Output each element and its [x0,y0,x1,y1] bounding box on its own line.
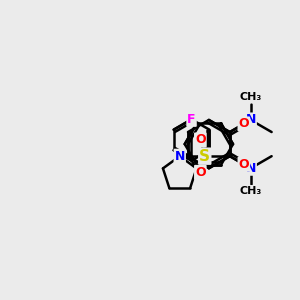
Text: CH₃: CH₃ [240,92,262,102]
Text: O: O [195,166,206,179]
Text: CH₃: CH₃ [240,186,262,196]
Text: N: N [245,162,256,175]
Text: N: N [245,113,256,127]
Text: N: N [175,150,185,163]
Text: O: O [238,117,249,130]
Text: F: F [187,113,196,126]
Text: S: S [199,149,210,164]
Text: O: O [238,158,249,171]
Text: O: O [195,134,206,146]
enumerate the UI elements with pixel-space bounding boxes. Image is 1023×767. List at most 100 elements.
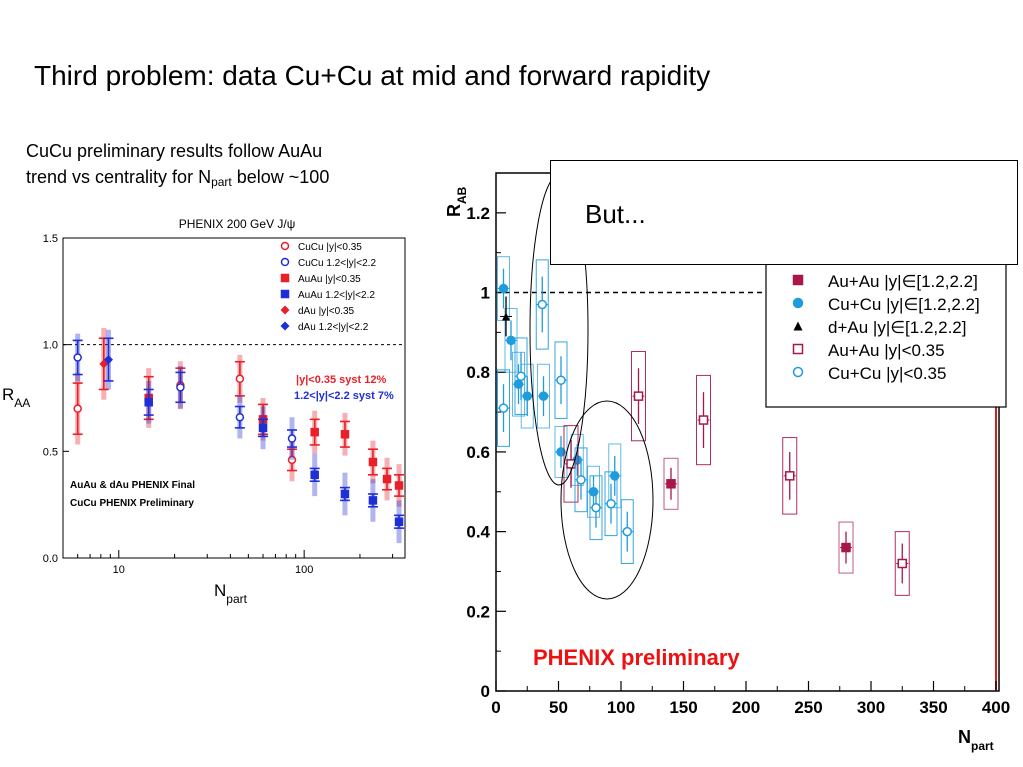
right-legend-label: d+Au |y|∈[1.2,2.2] xyxy=(828,318,966,337)
left-legend-label: dAu 1.2<|y|<2.2 xyxy=(298,322,369,333)
right-x-axis-label: Npart xyxy=(958,727,994,753)
right-x-label-sub: part xyxy=(971,739,994,753)
right-data-point xyxy=(498,403,509,413)
right-syst-box xyxy=(631,351,646,442)
right-legend-label: Au+Au |y|∈[1.2,2.2] xyxy=(828,272,978,291)
intro-line-2-subscript: part xyxy=(211,175,232,189)
left-data-point xyxy=(73,404,82,413)
right-legend-marker xyxy=(792,343,804,355)
right-y-tick-label: 0.4 xyxy=(466,523,490,542)
left-x-label-main: N xyxy=(214,581,226,600)
left-legend-label: CuCu 1.2<|y|<2.2 xyxy=(298,258,376,269)
right-data-point xyxy=(591,502,601,513)
right-chart: 0 0.2 0.4 0.6 0.8 1 1.2 0 50 100 150 200 250 300 350 40… xyxy=(444,172,1010,753)
right-data-point xyxy=(516,371,526,381)
right-data-point xyxy=(622,526,632,537)
right-y-tick-label: 0.6 xyxy=(466,443,490,462)
left-data-point xyxy=(258,423,268,433)
left-legend-label: AuAu 1.2<|y|<2.2 xyxy=(298,290,375,301)
right-x-tick-label: 50 xyxy=(549,698,568,717)
right-x-tick-label: 250 xyxy=(794,698,822,717)
left-legend-marker xyxy=(280,289,290,299)
left-legend-marker xyxy=(280,241,290,251)
callout-text: But... xyxy=(585,199,646,229)
left-data-point xyxy=(340,489,350,499)
intro-line-1: CuCu preliminary results follow AuAu xyxy=(26,141,323,161)
left-data-point xyxy=(235,374,245,384)
right-x-tick-label: 0 xyxy=(491,698,500,717)
left-legend-label: dAu |y|<0.35 xyxy=(298,306,355,317)
left-legend-label: CuCu |y|<0.35 xyxy=(298,242,362,253)
left-syst-label-mid: |y|<0.35 syst 12% xyxy=(296,374,386,386)
right-legend-marker xyxy=(793,321,803,331)
right-legend-marker xyxy=(792,366,804,378)
right-data-point xyxy=(537,299,547,310)
left-chart: PHENIX 200 GeV J/ψ 0.0 0.5 1.0 1.5 10 100 RAA… xyxy=(2,217,406,606)
right-legend-marker xyxy=(792,274,804,286)
right-x-label-main: N xyxy=(958,727,971,747)
left-data-point xyxy=(235,412,245,422)
left-syst-label-fwd: 1.2<|y|<2.2 syst 7% xyxy=(294,390,394,402)
intro-line-2: trend vs centrality for Npart below ~100 xyxy=(26,164,329,195)
right-legend: Au+Au |y|∈[1.2,2.2] Cu+Cu |y|∈[1.2,2.2] d+… xyxy=(765,262,1007,408)
left-chart-title: PHENIX 200 GeV J/ψ xyxy=(179,217,296,231)
left-x-tick-label: 100 xyxy=(295,564,313,576)
right-data-point xyxy=(538,391,549,401)
callout-box: But... xyxy=(550,160,1018,265)
right-x-tick-label: 100 xyxy=(607,698,635,717)
right-data-point xyxy=(841,542,851,553)
right-syst-box xyxy=(782,437,798,515)
left-data-point xyxy=(310,470,319,480)
left-data-point xyxy=(368,457,378,467)
right-syst-box xyxy=(894,531,910,596)
left-legend-marker xyxy=(280,305,290,315)
right-data-point xyxy=(556,375,566,385)
right-legend-marker xyxy=(792,297,804,309)
right-data-point xyxy=(556,447,566,457)
right-legend-box xyxy=(765,262,1007,408)
right-data-point xyxy=(506,335,516,346)
right-y-label-sub: AB xyxy=(455,186,469,204)
left-y-axis-label: RAA xyxy=(2,385,30,410)
right-x-tick-label: 400 xyxy=(982,698,1010,717)
right-x-tick-label: 150 xyxy=(669,698,697,717)
highlight-ellipse-2 xyxy=(560,400,654,600)
left-data-point xyxy=(144,398,153,407)
left-data-point xyxy=(310,427,319,437)
right-legend-label: Cu+Cu |y|<0.35 xyxy=(828,364,946,383)
left-x-label-sub: part xyxy=(226,592,247,606)
right-syst-box xyxy=(838,521,854,574)
left-legend-marker xyxy=(280,257,290,267)
right-x-tick-label: 200 xyxy=(732,698,760,717)
right-syst-box xyxy=(696,374,711,466)
left-y-tick-label: 1.5 xyxy=(43,233,58,245)
right-y-tick-label: 0.2 xyxy=(466,602,490,621)
slide-title: Third problem: data Cu+Cu at mid and for… xyxy=(34,60,711,91)
left-y-label-sub: AA xyxy=(14,396,30,410)
left-data-point xyxy=(394,517,404,526)
left-annotation-line-2: CuCu PHENIX Preliminary xyxy=(70,498,194,509)
left-data-point xyxy=(176,383,185,392)
right-y-tick-label: 1.2 xyxy=(466,204,490,223)
right-data-point xyxy=(698,415,709,425)
left-legend-marker xyxy=(280,273,290,283)
intro-line-2-text: trend vs centrality for N xyxy=(26,167,212,187)
left-legend-label: AuAu |y|<0.35 xyxy=(298,274,361,285)
right-data-point xyxy=(498,283,509,294)
right-y-tick-label: 1 xyxy=(481,284,490,303)
left-legend: CuCu |y|<0.35 CuCu 1.2<|y|<2.2 AuAu |y|<0.… xyxy=(280,241,376,333)
right-x-tick-label: 350 xyxy=(919,698,947,717)
left-data-point xyxy=(368,496,378,505)
right-data-point xyxy=(897,558,907,569)
right-x-tick-label: 300 xyxy=(857,698,885,717)
left-plot-frame xyxy=(62,237,406,559)
left-x-tick-label: 10 xyxy=(113,564,125,576)
right-data-point xyxy=(633,391,644,401)
left-y-tick-label: 0.0 xyxy=(43,553,58,565)
left-data-point xyxy=(73,353,82,362)
intro-text: CuCu preliminary results follow AuAu tre… xyxy=(26,138,329,195)
right-y-axis-label: RAB xyxy=(444,186,469,217)
right-data-point xyxy=(606,498,616,509)
right-data-point xyxy=(666,479,676,489)
right-data-point xyxy=(785,471,795,481)
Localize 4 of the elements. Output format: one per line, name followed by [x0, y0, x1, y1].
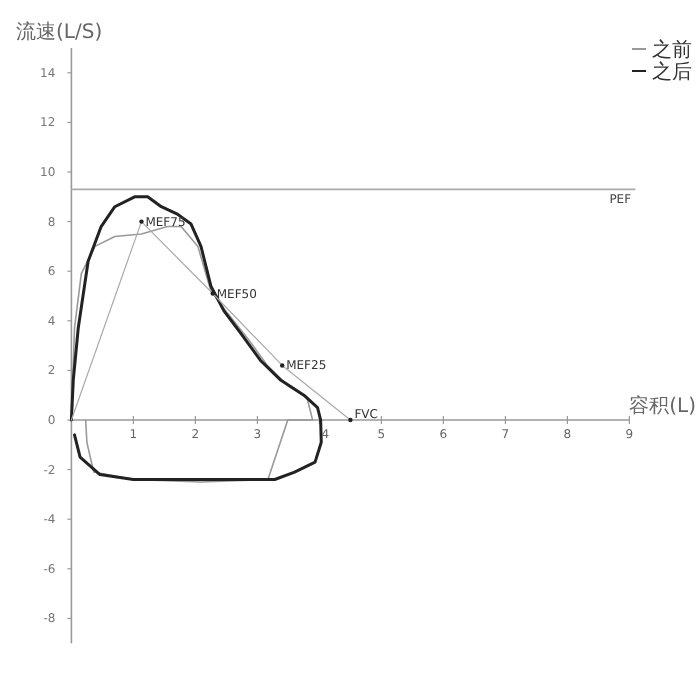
legend-label: 之前	[652, 38, 692, 62]
x-axis-title: 容积(L)	[629, 394, 697, 418]
y-axis-title: 流速(L/S)	[16, 20, 103, 44]
legend-label: 之后	[652, 60, 692, 84]
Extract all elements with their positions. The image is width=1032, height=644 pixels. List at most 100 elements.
== == ==
— DIRECTIONS FOR THIS TASK —
Reproduce the entire listing above verbatim, line for line, omitting the pictures.

— FULL RESPONSE —
Output each element and its [x0,y0,x1,y1] bounding box on its own line.
Text: CH₃: CH₃ [240,92,262,102]
Text: O: O [195,166,206,179]
Text: CH₃: CH₃ [240,186,262,196]
Text: N: N [245,162,256,175]
Text: N: N [245,113,256,127]
Text: N: N [175,150,185,163]
Text: O: O [238,117,249,130]
Text: F: F [187,113,196,126]
Text: S: S [199,149,210,164]
Text: O: O [238,158,249,171]
Text: O: O [195,134,206,146]
enumerate the UI elements with pixel-space bounding boxes. Image is 1023×767. List at most 100 elements.
right-legend-label: d+Au |y|∈[1.2,2.2] xyxy=(828,318,966,337)
left-legend-label: dAu 1.2<|y|<2.2 xyxy=(298,322,369,333)
right-x-axis-label: Npart xyxy=(958,727,994,753)
right-x-label-sub: part xyxy=(971,739,994,753)
right-data-point xyxy=(498,403,509,413)
right-syst-box xyxy=(631,351,646,442)
right-legend-label: Au+Au |y|∈[1.2,2.2] xyxy=(828,272,978,291)
intro-line-2-subscript: part xyxy=(211,175,232,189)
left-data-point xyxy=(73,404,82,413)
right-legend-marker xyxy=(792,343,804,355)
right-y-tick-label: 0.4 xyxy=(466,523,490,542)
left-x-label-main: N xyxy=(214,581,226,600)
left-legend-label: CuCu 1.2<|y|<2.2 xyxy=(298,258,376,269)
right-data-point xyxy=(591,502,601,513)
right-chart: 0 0.2 0.4 0.6 0.8 1 1.2 0 50 100 150 200 250 300 350 40… xyxy=(444,172,1010,753)
right-data-point xyxy=(516,371,526,381)
right-data-point xyxy=(622,526,632,537)
right-y-tick-label: 0.6 xyxy=(466,443,490,462)
left-data-point xyxy=(258,423,268,433)
left-legend-label: AuAu 1.2<|y|<2.2 xyxy=(298,290,375,301)
right-x-tick-label: 50 xyxy=(549,698,568,717)
right-x-tick-label: 250 xyxy=(794,698,822,717)
left-legend-marker xyxy=(280,289,290,299)
left-legend-marker xyxy=(280,241,290,251)
callout-text: But... xyxy=(585,199,646,229)
left-data-point xyxy=(340,489,350,499)
intro-line-1: CuCu preliminary results follow AuAu xyxy=(26,141,323,161)
left-data-point xyxy=(235,374,245,384)
right-x-tick-label: 0 xyxy=(491,698,500,717)
left-legend-label: dAu |y|<0.35 xyxy=(298,306,355,317)
left-legend-label: CuCu |y|<0.35 xyxy=(298,242,362,253)
left-syst-label-mid: |y|<0.35 syst 12% xyxy=(296,374,386,386)
right-legend-marker xyxy=(793,321,803,331)
right-legend-marker xyxy=(792,366,804,378)
right-data-point xyxy=(537,299,547,310)
left-chart: PHENIX 200 GeV J/ψ 0.0 0.5 1.0 1.5 10 100 RAA… xyxy=(2,217,406,606)
right-legend-marker xyxy=(792,274,804,286)
right-x-label-main: N xyxy=(958,727,971,747)
left-data-point xyxy=(235,412,245,422)
left-syst-label-fwd: 1.2<|y|<2.2 syst 7% xyxy=(294,390,394,402)
intro-line-2: trend vs centrality for Npart below ~100 xyxy=(26,164,329,195)
right-legend: Au+Au |y|∈[1.2,2.2] Cu+Cu |y|∈[1.2,2.2] d+… xyxy=(765,262,1007,408)
left-chart-title: PHENIX 200 GeV J/ψ xyxy=(179,217,296,231)
left-x-tick-label: 100 xyxy=(295,564,313,576)
right-data-point xyxy=(538,391,549,401)
callout-box: But... xyxy=(550,160,1018,265)
right-x-tick-label: 100 xyxy=(607,698,635,717)
right-data-point xyxy=(841,542,851,553)
right-syst-box xyxy=(782,437,798,515)
left-data-point xyxy=(310,470,319,480)
left-data-point xyxy=(368,457,378,467)
right-syst-box xyxy=(894,531,910,596)
left-legend-marker xyxy=(280,305,290,315)
right-data-point xyxy=(556,375,566,385)
right-legend-marker xyxy=(792,297,804,309)
right-data-point xyxy=(556,447,566,457)
right-legend-box xyxy=(765,262,1007,408)
right-data-point xyxy=(506,335,516,346)
right-y-label-sub: AB xyxy=(455,186,469,204)
left-y-axis-label: RAA xyxy=(2,385,30,410)
right-x-tick-label: 400 xyxy=(982,698,1010,717)
right-x-tick-label: 150 xyxy=(669,698,697,717)
highlight-ellipse-2 xyxy=(560,400,654,600)
left-data-point xyxy=(144,398,153,407)
left-data-point xyxy=(310,427,319,437)
right-legend-label: Cu+Cu |y|<0.35 xyxy=(828,364,946,383)
left-x-label-sub: part xyxy=(226,592,247,606)
right-syst-box xyxy=(838,521,854,574)
left-legend-marker xyxy=(280,257,290,267)
right-x-tick-label: 200 xyxy=(732,698,760,717)
right-syst-box xyxy=(696,374,711,466)
left-y-tick-label: 1.5 xyxy=(43,233,58,245)
right-y-tick-label: 0.2 xyxy=(466,602,490,621)
slide-title: Third problem: data Cu+Cu at mid and for… xyxy=(34,60,711,91)
left-y-label-sub: AA xyxy=(14,396,30,410)
left-data-point xyxy=(394,517,404,526)
left-annotation-line-2: CuCu PHENIX Preliminary xyxy=(70,498,194,509)
left-data-point xyxy=(176,383,185,392)
right-y-tick-label: 1.2 xyxy=(466,204,490,223)
right-data-point xyxy=(698,415,709,425)
left-legend-marker xyxy=(280,273,290,283)
intro-line-2-text: trend vs centrality for N xyxy=(26,167,212,187)
left-legend-label: AuAu |y|<0.35 xyxy=(298,274,361,285)
right-data-point xyxy=(498,283,509,294)
right-y-tick-label: 1 xyxy=(481,284,490,303)
left-legend: CuCu |y|<0.35 CuCu 1.2<|y|<2.2 AuAu |y|<0.… xyxy=(280,241,376,333)
right-x-tick-label: 350 xyxy=(919,698,947,717)
left-data-point xyxy=(368,496,378,505)
right-data-point xyxy=(897,558,907,569)
right-x-tick-label: 300 xyxy=(857,698,885,717)
left-plot-frame xyxy=(62,237,406,559)
left-x-tick-label: 10 xyxy=(113,564,125,576)
right-data-point xyxy=(633,391,644,401)
left-y-tick-label: 0.0 xyxy=(43,553,58,565)
left-data-point xyxy=(73,353,82,362)
intro-text: CuCu preliminary results follow AuAu tre… xyxy=(26,138,329,195)
right-y-axis-label: RAB xyxy=(444,186,469,217)
right-data-point xyxy=(606,498,616,509)
right-data-point xyxy=(666,479,676,489)
right-data-point xyxy=(785,471,795,481)
Localize 4 of the elements. Output format: one per line, name followed by [x0, y0, x1, y1].
legend-label: 之前	[652, 38, 692, 62]
x-axis-title: 容积(L)	[629, 394, 697, 418]
y-axis-title: 流速(L/S)	[16, 20, 103, 44]
legend-label: 之后	[652, 60, 692, 84]
Extract all elements with their positions. The image is width=1032, height=644 pixels. List at most 100 elements.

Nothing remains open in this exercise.